#### [WRITTEN INSTRUCTION]
Copy out all lines carrying the word "임장지에서".
== DATA
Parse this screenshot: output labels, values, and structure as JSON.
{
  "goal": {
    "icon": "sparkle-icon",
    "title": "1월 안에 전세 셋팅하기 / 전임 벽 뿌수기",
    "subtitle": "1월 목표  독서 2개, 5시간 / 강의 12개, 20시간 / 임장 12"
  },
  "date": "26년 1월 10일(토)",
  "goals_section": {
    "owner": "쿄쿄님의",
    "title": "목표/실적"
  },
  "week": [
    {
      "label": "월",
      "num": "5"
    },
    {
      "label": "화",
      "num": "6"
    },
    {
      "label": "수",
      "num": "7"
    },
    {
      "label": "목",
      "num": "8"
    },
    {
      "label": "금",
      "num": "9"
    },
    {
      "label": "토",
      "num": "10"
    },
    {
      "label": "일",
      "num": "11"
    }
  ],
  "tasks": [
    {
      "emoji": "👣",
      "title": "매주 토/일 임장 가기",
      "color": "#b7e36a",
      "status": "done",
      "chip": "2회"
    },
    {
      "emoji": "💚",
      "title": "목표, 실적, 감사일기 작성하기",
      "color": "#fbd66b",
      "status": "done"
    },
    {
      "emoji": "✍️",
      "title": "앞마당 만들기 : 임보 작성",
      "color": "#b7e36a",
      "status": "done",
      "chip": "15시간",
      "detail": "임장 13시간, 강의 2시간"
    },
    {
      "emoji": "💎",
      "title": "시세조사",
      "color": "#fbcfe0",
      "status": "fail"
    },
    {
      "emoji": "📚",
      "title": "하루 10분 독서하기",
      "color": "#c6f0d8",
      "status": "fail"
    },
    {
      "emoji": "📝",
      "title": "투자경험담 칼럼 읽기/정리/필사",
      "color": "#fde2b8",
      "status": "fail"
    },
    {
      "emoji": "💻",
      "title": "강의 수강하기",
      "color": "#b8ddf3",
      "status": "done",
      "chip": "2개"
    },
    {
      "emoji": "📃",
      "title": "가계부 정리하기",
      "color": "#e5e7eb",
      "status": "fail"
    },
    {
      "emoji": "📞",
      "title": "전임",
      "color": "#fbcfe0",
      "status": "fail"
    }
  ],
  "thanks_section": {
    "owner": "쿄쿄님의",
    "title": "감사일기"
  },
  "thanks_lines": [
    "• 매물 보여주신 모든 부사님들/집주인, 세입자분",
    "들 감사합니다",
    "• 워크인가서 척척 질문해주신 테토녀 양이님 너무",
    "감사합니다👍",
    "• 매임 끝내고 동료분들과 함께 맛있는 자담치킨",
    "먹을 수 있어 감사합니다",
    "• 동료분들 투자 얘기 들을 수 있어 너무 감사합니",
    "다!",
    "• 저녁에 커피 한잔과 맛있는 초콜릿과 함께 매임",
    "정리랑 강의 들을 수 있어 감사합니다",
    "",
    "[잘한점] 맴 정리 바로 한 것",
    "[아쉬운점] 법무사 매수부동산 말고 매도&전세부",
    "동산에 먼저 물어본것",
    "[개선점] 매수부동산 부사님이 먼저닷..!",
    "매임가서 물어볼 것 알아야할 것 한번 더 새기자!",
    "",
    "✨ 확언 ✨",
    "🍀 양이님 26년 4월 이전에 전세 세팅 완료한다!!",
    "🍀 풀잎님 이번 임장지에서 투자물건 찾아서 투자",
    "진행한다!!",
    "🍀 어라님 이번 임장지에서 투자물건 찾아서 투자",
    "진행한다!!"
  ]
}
====
#### [THE REPLY]
    "🍀 풀잎님 이번 임장지에서 투자물건 찾아서 투자",
    "🍀 어라님 이번 임장지에서 투자물건 찾아서 투자",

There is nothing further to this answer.